[Extracted records]

※ ※ ※

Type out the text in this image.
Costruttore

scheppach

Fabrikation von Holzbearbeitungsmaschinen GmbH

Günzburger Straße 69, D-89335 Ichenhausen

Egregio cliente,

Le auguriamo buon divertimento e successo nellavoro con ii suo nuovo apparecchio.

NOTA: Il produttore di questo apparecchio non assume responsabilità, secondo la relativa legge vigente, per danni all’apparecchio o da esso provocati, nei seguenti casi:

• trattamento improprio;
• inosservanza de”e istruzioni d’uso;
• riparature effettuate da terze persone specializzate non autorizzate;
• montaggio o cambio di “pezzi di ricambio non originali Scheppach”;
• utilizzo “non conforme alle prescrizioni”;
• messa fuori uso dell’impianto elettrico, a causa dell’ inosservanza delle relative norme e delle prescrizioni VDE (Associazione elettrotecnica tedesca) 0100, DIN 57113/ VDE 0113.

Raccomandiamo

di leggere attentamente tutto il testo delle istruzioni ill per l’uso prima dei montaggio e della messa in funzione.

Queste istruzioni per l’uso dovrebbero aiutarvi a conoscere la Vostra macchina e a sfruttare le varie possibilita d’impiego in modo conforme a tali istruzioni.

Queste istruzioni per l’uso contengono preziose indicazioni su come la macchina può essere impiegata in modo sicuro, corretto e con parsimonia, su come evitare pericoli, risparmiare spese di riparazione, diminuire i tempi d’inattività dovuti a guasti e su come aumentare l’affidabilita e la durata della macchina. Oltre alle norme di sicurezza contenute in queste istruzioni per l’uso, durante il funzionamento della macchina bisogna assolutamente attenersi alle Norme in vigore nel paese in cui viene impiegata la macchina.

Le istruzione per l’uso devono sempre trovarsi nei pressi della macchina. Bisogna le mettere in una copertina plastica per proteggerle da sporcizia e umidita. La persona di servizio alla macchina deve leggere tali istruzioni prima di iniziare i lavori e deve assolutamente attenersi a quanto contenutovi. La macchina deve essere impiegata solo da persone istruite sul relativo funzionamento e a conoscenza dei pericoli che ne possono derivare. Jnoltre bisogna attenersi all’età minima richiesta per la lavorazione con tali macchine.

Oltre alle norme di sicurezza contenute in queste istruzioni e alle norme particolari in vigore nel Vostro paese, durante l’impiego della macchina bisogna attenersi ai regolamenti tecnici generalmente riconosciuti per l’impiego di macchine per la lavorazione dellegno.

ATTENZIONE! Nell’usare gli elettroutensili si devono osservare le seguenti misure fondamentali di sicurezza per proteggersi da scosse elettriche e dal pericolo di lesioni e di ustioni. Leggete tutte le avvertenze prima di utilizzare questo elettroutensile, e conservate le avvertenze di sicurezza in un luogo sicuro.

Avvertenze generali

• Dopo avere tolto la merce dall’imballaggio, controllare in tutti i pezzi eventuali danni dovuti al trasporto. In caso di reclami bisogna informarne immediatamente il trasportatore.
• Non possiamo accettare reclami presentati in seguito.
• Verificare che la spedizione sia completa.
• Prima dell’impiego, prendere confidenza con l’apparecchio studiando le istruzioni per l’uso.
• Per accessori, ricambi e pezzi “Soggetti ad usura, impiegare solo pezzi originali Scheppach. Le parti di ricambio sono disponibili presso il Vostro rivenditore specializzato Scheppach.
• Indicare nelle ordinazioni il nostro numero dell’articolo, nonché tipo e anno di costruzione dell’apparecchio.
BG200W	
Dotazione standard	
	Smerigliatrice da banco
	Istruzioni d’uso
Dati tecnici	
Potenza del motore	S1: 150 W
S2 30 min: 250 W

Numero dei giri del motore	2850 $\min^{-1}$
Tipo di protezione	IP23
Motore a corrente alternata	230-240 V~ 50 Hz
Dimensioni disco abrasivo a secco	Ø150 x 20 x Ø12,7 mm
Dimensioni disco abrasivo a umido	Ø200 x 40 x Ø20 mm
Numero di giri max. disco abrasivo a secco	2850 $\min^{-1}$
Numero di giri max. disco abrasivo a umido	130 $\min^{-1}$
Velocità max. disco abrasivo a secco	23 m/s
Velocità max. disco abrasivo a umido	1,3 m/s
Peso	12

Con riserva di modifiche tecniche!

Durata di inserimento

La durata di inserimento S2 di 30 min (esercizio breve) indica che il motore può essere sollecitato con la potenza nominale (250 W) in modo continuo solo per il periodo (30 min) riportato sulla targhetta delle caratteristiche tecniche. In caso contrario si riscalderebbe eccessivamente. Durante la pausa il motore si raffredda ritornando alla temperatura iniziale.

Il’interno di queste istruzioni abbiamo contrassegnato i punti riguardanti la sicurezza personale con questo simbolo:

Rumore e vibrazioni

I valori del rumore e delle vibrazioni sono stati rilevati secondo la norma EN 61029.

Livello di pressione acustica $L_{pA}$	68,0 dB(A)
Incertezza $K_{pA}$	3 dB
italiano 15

※ ※ ※

▸ Stated goal
Nothing should be left out: repeat all of the data exactly.

▸ The result
Type out the text in this image.
Costruttore

scheppach

Fabrikation von Holzbearbeitungsmaschinen GmbH

Günzburger Straße 69, D-89335 Ichenhausen

Egregio cliente,

Le auguriamo buon divertimento e successo nellavoro con ii suo nuovo apparecchio.

NOTA: Il produttore di questo apparecchio non assume responsabilità, secondo la relativa legge vigente, per danni all’apparecchio o da esso provocati, nei seguenti casi:

• trattamento improprio;
• inosservanza de”e istruzioni d’uso;
• riparature effettuate da terze persone specializzate non autorizzate;
• montaggio o cambio di “pezzi di ricambio non originali Scheppach”;
• utilizzo “non conforme alle prescrizioni”;
• messa fuori uso dell’impianto elettrico, a causa dell’ inosservanza delle relative norme e delle prescrizioni VDE (Associazione elettrotecnica tedesca) 0100, DIN 57113/ VDE 0113.

Raccomandiamo

di leggere attentamente tutto il testo delle istruzioni ill per l’uso prima dei montaggio e della messa in funzione.

Queste istruzioni per l’uso dovrebbero aiutarvi a conoscere la Vostra macchina e a sfruttare le varie possibilita d’impiego in modo conforme a tali istruzioni.

Queste istruzioni per l’uso contengono preziose indicazioni su come la macchina può essere impiegata in modo sicuro, corretto e con parsimonia, su come evitare pericoli, risparmiare spese di riparazione, diminuire i tempi d’inattività dovuti a guasti e su come aumentare l’affidabilita e la durata della macchina. Oltre alle norme di sicurezza contenute in queste istruzioni per l’uso, durante il funzionamento della macchina bisogna assolutamente attenersi alle Norme in vigore nel paese in cui viene impiegata la macchina.

Le istruzione per l’uso devono sempre trovarsi nei pressi della macchina. Bisogna le mettere in una copertina plastica per proteggerle da sporcizia e umidita. La persona di servizio alla macchina deve leggere tali istruzioni prima di iniziare i lavori e deve assolutamente attenersi a quanto contenutovi. La macchina deve essere impiegata solo da persone istruite sul relativo funzionamento e a conoscenza dei pericoli che ne possono derivare. Jnoltre bisogna attenersi all’età minima richiesta per la lavorazione con tali macchine.

Oltre alle norme di sicurezza contenute in queste istruzioni e alle norme particolari in vigore nel Vostro paese, durante l’impiego della macchina bisogna attenersi ai regolamenti tecnici generalmente riconosciuti per l’impiego di macchine per la lavorazione dellegno.

ATTENZIONE! Nell’usare gli elettroutensili si devono osservare le seguenti misure fondamentali di sicurezza per proteggersi da scosse elettriche e dal pericolo di lesioni e di ustioni. Leggete tutte le avvertenze prima di utilizzare questo elettroutensile, e conservate le avvertenze di sicurezza in un luogo sicuro.

Avvertenze generali

• Dopo avere tolto la merce dall’imballaggio, controllare in tutti i pezzi eventuali danni dovuti al trasporto. In caso di reclami bisogna informarne immediatamente il trasportatore.
• Non possiamo accettare reclami presentati in seguito.
• Verificare che la spedizione sia completa.
• Prima dell’impiego, prendere confidenza con l’apparecchio studiando le istruzioni per l’uso.
• Per accessori, ricambi e pezzi “Soggetti ad usura, impiegare solo pezzi originali Scheppach. Le parti di ricambio sono disponibili presso il Vostro rivenditore specializzato Scheppach.
• Indicare nelle ordinazioni il nostro numero dell’articolo, nonché tipo e anno di costruzione dell’apparecchio.
BG200W	
Dotazione standard	
	Smerigliatrice da banco
	Istruzioni d’uso
Dati tecnici	
Potenza del motore	S1: 150 W
S2 30 min: 250 W

Numero dei giri del motore	2850 $\min^{-1}$
Tipo di protezione	IP23
Motore a corrente alternata	230-240 V~ 50 Hz
Dimensioni disco abrasivo a secco	Ø150 x 20 x Ø12,7 mm
Dimensioni disco abrasivo a umido	Ø200 x 40 x Ø20 mm
Numero di giri max. disco abrasivo a secco	2850 $\min^{-1}$
Numero di giri max. disco abrasivo a umido	130 $\min^{-1}$
Velocità max. disco abrasivo a secco	23 m/s
Velocità max. disco abrasivo a umido	1,3 m/s
Peso	12

Con riserva di modifiche tecniche!

Durata di inserimento

La durata di inserimento S2 di 30 min (esercizio breve) indica che il motore può essere sollecitato con la potenza nominale (250 W) in modo continuo solo per il periodo (30 min) riportato sulla targhetta delle caratteristiche tecniche. In caso contrario si riscalderebbe eccessivamente. Durante la pausa il motore si raffredda ritornando alla temperatura iniziale.

Il’interno di queste istruzioni abbiamo contrassegnato i punti riguardanti la sicurezza personale con questo simbolo:

Rumore e vibrazioni

I valori del rumore e delle vibrazioni sono stati rilevati secondo la norma EN 61029.

Livello di pressione acustica $L_{pA}$	68,0 dB(A)
Incertezza $K_{pA}$	3 dB
italiano 15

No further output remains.